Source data

○ ○ ○ ○ ○

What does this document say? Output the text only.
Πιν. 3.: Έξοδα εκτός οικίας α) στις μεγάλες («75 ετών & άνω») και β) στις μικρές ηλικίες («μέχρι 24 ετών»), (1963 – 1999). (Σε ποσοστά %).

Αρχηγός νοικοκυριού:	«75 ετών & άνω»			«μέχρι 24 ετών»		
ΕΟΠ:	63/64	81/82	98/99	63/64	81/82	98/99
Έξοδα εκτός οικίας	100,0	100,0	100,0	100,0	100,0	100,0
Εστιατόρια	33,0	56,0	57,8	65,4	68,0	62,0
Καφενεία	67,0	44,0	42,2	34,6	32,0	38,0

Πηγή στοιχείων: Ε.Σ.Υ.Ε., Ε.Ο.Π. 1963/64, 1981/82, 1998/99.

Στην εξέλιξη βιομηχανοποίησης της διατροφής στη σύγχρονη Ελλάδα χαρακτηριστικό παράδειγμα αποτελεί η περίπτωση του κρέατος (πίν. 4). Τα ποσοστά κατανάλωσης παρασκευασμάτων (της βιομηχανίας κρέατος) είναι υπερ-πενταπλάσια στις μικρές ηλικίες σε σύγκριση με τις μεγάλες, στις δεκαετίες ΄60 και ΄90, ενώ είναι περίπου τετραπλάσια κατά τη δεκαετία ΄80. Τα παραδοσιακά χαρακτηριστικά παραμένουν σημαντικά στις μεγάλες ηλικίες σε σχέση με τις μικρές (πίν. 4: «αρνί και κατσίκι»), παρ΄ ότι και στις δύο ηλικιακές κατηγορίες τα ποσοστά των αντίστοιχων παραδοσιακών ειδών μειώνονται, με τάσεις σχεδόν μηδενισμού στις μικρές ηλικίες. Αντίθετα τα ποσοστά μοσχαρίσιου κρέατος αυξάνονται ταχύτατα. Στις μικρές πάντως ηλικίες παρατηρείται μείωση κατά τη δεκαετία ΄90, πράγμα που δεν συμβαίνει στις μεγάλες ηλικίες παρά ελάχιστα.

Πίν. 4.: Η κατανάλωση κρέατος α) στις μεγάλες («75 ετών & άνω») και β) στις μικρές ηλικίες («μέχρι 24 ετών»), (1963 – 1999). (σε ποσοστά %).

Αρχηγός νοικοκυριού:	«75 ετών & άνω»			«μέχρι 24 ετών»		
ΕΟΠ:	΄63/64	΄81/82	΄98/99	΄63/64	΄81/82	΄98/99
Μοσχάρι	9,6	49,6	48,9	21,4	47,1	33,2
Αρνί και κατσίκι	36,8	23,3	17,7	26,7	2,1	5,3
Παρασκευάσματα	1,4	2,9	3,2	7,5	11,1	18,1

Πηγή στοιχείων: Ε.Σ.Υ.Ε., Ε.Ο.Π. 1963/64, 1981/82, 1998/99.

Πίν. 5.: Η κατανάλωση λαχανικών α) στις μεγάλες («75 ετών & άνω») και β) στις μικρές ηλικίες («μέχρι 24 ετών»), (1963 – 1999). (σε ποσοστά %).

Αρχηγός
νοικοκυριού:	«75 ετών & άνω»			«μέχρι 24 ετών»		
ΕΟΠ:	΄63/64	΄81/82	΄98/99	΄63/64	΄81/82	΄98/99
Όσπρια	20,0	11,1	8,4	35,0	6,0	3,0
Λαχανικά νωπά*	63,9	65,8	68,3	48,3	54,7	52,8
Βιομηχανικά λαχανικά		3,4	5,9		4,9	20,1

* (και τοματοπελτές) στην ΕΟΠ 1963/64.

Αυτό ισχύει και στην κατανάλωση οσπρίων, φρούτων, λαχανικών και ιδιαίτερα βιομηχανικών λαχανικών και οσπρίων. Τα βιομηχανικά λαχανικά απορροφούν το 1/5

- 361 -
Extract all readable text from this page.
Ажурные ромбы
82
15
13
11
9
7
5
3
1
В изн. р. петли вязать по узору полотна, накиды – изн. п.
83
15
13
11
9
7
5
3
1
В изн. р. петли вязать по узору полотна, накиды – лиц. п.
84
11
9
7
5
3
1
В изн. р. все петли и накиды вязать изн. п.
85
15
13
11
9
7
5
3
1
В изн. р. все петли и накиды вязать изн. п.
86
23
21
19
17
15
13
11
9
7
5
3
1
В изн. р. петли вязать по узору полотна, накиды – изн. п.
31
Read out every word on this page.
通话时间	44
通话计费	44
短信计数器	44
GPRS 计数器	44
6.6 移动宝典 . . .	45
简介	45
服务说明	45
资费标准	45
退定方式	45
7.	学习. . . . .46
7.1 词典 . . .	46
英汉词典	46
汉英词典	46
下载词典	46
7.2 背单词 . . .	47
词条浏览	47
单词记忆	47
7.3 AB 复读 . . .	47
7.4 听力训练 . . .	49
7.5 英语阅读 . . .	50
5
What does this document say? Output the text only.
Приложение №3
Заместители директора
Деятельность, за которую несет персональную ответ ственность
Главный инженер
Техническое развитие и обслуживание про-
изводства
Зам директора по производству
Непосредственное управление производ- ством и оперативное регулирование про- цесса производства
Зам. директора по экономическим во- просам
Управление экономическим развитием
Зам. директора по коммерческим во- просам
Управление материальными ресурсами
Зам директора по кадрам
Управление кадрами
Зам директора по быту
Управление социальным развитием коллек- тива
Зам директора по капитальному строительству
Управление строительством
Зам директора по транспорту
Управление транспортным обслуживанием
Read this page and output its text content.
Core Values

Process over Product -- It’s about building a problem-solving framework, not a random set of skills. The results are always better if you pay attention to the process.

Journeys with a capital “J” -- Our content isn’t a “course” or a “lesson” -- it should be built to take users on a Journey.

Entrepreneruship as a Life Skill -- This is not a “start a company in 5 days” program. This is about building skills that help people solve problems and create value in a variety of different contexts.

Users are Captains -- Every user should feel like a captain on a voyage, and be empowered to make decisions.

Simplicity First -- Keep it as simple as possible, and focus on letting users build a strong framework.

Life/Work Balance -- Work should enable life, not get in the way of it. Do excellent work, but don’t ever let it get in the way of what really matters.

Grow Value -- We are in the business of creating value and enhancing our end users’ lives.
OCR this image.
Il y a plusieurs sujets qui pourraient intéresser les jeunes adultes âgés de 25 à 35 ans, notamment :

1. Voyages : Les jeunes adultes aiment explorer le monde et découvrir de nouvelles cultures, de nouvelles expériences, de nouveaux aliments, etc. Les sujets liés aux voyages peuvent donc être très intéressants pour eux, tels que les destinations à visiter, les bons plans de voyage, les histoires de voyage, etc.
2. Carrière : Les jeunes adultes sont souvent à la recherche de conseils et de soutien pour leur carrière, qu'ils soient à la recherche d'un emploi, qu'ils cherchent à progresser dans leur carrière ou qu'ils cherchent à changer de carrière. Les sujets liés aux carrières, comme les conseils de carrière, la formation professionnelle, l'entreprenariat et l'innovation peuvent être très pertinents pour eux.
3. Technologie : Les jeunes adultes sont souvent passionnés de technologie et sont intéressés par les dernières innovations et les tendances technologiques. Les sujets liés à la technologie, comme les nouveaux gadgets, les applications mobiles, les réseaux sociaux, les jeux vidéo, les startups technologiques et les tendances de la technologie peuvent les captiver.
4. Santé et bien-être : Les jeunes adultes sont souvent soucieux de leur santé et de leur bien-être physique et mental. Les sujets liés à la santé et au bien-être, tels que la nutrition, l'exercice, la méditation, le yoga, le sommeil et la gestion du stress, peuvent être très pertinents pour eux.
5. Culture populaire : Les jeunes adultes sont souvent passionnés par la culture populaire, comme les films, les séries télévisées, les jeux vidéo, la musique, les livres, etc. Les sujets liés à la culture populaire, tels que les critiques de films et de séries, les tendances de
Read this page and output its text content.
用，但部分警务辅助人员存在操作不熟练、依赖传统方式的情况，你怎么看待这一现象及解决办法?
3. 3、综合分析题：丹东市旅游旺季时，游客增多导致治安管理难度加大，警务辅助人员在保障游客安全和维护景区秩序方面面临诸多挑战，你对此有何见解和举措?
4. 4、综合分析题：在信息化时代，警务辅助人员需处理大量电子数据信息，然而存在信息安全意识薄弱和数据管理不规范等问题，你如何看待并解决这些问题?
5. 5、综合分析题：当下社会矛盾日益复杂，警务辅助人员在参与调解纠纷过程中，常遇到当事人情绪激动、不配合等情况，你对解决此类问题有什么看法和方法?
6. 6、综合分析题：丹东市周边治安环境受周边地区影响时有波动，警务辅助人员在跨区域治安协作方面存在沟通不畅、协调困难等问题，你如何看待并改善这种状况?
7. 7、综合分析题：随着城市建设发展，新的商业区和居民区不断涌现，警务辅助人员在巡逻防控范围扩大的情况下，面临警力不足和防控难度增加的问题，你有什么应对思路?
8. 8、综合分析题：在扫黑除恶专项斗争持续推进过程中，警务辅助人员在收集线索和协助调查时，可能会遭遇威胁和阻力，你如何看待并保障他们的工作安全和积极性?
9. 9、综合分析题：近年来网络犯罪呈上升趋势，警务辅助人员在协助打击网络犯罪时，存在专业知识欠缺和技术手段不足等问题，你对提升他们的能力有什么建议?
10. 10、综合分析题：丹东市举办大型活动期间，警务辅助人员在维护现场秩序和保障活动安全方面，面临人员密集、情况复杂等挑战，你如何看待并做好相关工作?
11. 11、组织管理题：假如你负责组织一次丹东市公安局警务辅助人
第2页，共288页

○ ○ ○ ○ ○

Gather all lines where the word "Life" appears.

Entrepreneruship as a Life Skill -- This is not a “start a company in 5 days” program. This is about building skills that help people solve problems and create value in a variety of different contexts.
Life/Work Balance -- Work should enable life, not get in the way of it. Do excellent work, but don’t ever let it get in the way of what really matters.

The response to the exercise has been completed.